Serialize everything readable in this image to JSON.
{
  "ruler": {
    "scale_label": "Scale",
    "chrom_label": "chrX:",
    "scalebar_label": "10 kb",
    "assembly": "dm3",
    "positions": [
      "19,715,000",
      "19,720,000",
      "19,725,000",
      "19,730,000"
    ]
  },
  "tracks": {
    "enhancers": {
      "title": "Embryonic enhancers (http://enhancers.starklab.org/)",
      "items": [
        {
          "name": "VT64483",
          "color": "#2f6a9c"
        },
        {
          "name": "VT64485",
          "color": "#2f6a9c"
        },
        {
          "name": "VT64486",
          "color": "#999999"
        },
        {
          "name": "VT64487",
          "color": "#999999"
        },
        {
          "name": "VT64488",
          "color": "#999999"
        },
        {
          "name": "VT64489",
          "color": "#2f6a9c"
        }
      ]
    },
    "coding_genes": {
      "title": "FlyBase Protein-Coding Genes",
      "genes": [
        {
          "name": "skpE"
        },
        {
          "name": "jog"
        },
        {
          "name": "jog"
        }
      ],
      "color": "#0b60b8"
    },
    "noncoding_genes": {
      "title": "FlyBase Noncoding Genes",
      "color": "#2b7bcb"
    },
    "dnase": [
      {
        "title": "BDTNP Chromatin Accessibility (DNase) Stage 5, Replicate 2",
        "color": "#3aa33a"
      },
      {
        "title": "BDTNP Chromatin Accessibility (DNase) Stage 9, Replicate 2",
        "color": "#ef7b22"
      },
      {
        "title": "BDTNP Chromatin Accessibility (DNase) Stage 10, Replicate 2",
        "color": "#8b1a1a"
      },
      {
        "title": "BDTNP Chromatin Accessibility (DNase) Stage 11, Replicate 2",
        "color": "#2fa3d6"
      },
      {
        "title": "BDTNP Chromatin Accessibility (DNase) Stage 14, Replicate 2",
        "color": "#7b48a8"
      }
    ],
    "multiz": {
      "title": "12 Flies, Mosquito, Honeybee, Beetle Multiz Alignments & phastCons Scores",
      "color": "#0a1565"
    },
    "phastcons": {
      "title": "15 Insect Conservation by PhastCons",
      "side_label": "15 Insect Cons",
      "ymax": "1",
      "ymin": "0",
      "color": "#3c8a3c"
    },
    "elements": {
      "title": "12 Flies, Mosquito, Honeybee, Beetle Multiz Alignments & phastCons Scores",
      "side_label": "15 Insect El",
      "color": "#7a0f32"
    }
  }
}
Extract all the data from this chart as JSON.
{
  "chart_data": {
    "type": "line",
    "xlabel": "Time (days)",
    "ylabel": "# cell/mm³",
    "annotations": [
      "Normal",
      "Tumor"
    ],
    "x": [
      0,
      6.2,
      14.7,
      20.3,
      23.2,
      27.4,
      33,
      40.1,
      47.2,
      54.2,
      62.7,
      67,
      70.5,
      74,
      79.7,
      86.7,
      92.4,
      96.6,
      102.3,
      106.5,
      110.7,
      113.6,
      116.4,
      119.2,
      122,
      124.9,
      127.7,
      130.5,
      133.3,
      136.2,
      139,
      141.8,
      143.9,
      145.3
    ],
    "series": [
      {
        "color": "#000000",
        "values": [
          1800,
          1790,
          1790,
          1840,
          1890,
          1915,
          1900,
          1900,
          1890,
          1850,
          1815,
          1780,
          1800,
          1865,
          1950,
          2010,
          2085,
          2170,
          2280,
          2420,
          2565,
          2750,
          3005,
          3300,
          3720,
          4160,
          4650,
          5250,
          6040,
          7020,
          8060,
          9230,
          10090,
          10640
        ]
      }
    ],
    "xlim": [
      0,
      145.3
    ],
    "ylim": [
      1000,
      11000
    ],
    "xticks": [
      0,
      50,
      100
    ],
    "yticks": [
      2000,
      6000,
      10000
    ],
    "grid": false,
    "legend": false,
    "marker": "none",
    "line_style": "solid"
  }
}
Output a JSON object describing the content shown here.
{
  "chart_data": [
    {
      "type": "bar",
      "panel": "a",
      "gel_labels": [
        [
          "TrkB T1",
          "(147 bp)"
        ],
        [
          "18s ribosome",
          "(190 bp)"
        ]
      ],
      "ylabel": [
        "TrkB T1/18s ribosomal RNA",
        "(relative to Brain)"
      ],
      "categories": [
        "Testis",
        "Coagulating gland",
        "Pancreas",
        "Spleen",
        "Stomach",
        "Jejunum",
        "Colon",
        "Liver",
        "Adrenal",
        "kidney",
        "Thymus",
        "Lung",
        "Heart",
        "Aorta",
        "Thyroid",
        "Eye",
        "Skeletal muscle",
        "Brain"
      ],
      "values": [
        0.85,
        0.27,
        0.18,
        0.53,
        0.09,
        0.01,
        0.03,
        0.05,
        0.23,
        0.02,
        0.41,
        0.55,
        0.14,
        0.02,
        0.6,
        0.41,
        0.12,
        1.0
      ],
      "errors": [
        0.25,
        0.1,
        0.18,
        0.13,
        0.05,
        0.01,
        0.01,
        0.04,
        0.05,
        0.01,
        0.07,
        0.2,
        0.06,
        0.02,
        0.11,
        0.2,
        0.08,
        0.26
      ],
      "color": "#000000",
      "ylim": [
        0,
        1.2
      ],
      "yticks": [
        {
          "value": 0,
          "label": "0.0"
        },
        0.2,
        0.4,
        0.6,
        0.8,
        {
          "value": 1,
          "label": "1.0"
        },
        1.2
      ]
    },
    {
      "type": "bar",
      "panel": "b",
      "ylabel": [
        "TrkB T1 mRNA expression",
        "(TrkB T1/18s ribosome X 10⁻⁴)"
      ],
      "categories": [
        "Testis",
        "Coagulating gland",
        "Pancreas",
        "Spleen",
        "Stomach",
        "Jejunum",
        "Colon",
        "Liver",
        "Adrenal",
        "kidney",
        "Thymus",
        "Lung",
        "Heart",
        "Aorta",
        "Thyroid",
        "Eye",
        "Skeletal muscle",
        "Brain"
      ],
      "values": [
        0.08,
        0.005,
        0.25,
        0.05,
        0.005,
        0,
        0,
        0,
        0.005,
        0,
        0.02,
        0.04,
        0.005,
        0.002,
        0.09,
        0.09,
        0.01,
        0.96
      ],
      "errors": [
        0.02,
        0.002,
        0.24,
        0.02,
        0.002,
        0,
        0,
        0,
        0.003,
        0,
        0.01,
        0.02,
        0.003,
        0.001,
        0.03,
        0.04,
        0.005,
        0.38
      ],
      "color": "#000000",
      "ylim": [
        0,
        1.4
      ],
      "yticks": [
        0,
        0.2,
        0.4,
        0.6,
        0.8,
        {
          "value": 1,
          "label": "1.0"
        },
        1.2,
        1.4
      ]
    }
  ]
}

* REQUIRED WORK *
The response has to contain every record shown above, unaltered and complete.

* ANSWER BOX *
Serialize everything readable in this image to JSON.
{
  "ruler": {
    "scale_label": "Scale",
    "chrom_label": "chrX:",
    "scalebar_label": "10 kb",
    "assembly": "dm3",
    "positions": [
      "19,715,000",
      "19,720,000",
      "19,725,000",
      "19,730,000"
    ]
  },
  "tracks": {
    "enhancers": {
      "title": "Embryonic enhancers (http://enhancers.starklab.org/)",
      "items": [
        {
          "name": "VT64483",
          "color": "#2f6a9c"
        },
        {
          "name": "VT64485",
          "color": "#2f6a9c"
        },
        {
          "name": "VT64486",
          "color": "#999999"
        },
        {
          "name": "VT64487",
          "color": "#999999"
        },
        {
          "name": "VT64488",
          "color": "#999999"
        },
        {
          "name": "VT64489",
          "color": "#2f6a9c"
        }
      ]
    },
    "coding_genes": {
      "title": "FlyBase Protein-Coding Genes",
      "genes": [
        {
          "name": "skpE"
        },
        {
          "name": "jog"
        },
        {
          "name": "jog"
        }
      ],
      "color": "#0b60b8"
    },
    "noncoding_genes": {
      "title": "FlyBase Noncoding Genes",
      "color": "#2b7bcb"
    },
    "dnase": [
      {
        "title": "BDTNP Chromatin Accessibility (DNase) Stage 5, Replicate 2",
        "color": "#3aa33a"
      },
      {
        "title": "BDTNP Chromatin Accessibility (DNase) Stage 9, Replicate 2",
        "color": "#ef7b22"
      },
      {
        "title": "BDTNP Chromatin Accessibility (DNase) Stage 10, Replicate 2",
        "color": "#8b1a1a"
      },
      {
        "title": "BDTNP Chromatin Accessibility (DNase) Stage 11, Replicate 2",
        "color": "#2fa3d6"
      },
      {
        "title": "BDTNP Chromatin Accessibility (DNase) Stage 14, Replicate 2",
        "color": "#7b48a8"
      }
    ],
    "multiz": {
      "title": "12 Flies, Mosquito, Honeybee, Beetle Multiz Alignments & phastCons Scores",
      "color": "#0a1565"
    },
    "phastcons": {
      "title": "15 Insect Conservation by PhastCons",
      "side_label": "15 Insect Cons",
      "ymax": "1",
      "ymin": "0",
      "color": "#3c8a3c"
    },
    "elements": {
      "title": "12 Flies, Mosquito, Honeybee, Beetle Multiz Alignments & phastCons Scores",
      "side_label": "15 Insect El",
      "color": "#7a0f32"
    }
  }
}
Extract all the data from this chart as JSON.
{
  "chart_data": {
    "type": "line",
    "xlabel": "Time (days)",
    "ylabel": "# cell/mm³",
    "annotations": [
      "Normal",
      "Tumor"
    ],
    "x": [
      0,
      6.2,
      14.7,
      20.3,
      23.2,
      27.4,
      33,
      40.1,
      47.2,
      54.2,
      62.7,
      67,
      70.5,
      74,
      79.7,
      86.7,
      92.4,
      96.6,
      102.3,
      106.5,
      110.7,
      113.6,
      116.4,
      119.2,
      122,
      124.9,
      127.7,
      130.5,
      133.3,
      136.2,
      139,
      141.8,
      143.9,
      145.3
    ],
    "series": [
      {
        "color": "#000000",
        "values": [
          1800,
          1790,
          1790,
          1840,
          1890,
          1915,
          1900,
          1900,
          1890,
          1850,
          1815,
          1780,
          1800,
          1865,
          1950,
          2010,
          2085,
          2170,
          2280,
          2420,
          2565,
          2750,
          3005,
          3300,
          3720,
          4160,
          4650,
          5250,
          6040,
          7020,
          8060,
          9230,
          10090,
          10640
        ]
      }
    ],
    "xlim": [
      0,
      145.3
    ],
    "ylim": [
      1000,
      11000
    ],
    "xticks": [
      0,
      50,
      100
    ],
    "yticks": [
      2000,
      6000,
      10000
    ],
    "grid": false,
    "legend": false,
    "marker": "none",
    "line_style": "solid"
  }
}
Output a JSON object describing the content shown here.
{
  "chart_data": [
    {
      "type": "bar",
      "panel": "a",
      "gel_labels": [
        [
          "TrkB T1",
          "(147 bp)"
        ],
        [
          "18s ribosome",
          "(190 bp)"
        ]
      ],
      "ylabel": [
        "TrkB T1/18s ribosomal RNA",
        "(relative to Brain)"
      ],
      "categories": [
        "Testis",
        "Coagulating gland",
        "Pancreas",
        "Spleen",
        "Stomach",
        "Jejunum",
        "Colon",
        "Liver",
        "Adrenal",
        "kidney",
        "Thymus",
        "Lung",
        "Heart",
        "Aorta",
        "Thyroid",
        "Eye",
        "Skeletal muscle",
        "Brain"
      ],
      "values": [
        0.85,
        0.27,
        0.18,
        0.53,
        0.09,
        0.01,
        0.03,
        0.05,
        0.23,
        0.02,
        0.41,
        0.55,
        0.14,
        0.02,
        0.6,
        0.41,
        0.12,
        1.0
      ],
      "errors": [
        0.25,
        0.1,
        0.18,
        0.13,
        0.05,
        0.01,
        0.01,
        0.04,
        0.05,
        0.01,
        0.07,
        0.2,
        0.06,
        0.02,
        0.11,
        0.2,
        0.08,
        0.26
      ],
      "color": "#000000",
      "ylim": [
        0,
        1.2
      ],
      "yticks": [
        {
          "value": 0,
          "label": "0.0"
        },
        0.2,
        0.4,
        0.6,
        0.8,
        {
          "value": 1,
          "label": "1.0"
        },
        1.2
      ]
    },
    {
      "type": "bar",
      "panel": "b",
      "ylabel": [
        "TrkB T1 mRNA expression",
        "(TrkB T1/18s ribosome X 10⁻⁴)"
      ],
      "categories": [
        "Testis",
        "Coagulating gland",
        "Pancreas",
        "Spleen",
        "Stomach",
        "Jejunum",
        "Colon",
        "Liver",
        "Adrenal",
        "kidney",
        "Thymus",
        "Lung",
        "Heart",
        "Aorta",
        "Thyroid",
        "Eye",
        "Skeletal muscle",
        "Brain"
      ],
      "values": [
        0.08,
        0.005,
        0.25,
        0.05,
        0.005,
        0,
        0,
        0,
        0.005,
        0,
        0.02,
        0.04,
        0.005,
        0.002,
        0.09,
        0.09,
        0.01,
        0.96
      ],
      "errors": [
        0.02,
        0.002,
        0.24,
        0.02,
        0.002,
        0,
        0,
        0,
        0.003,
        0,
        0.01,
        0.02,
        0.003,
        0.001,
        0.03,
        0.04,
        0.005,
        0.38
      ],
      "color": "#000000",
      "ylim": [
        0,
        1.4
      ],
      "yticks": [
        0,
        0.2,
        0.4,
        0.6,
        0.8,
        {
          "value": 1,
          "label": "1.0"
        },
        1.2,
        1.4
      ]
    }
  ]
}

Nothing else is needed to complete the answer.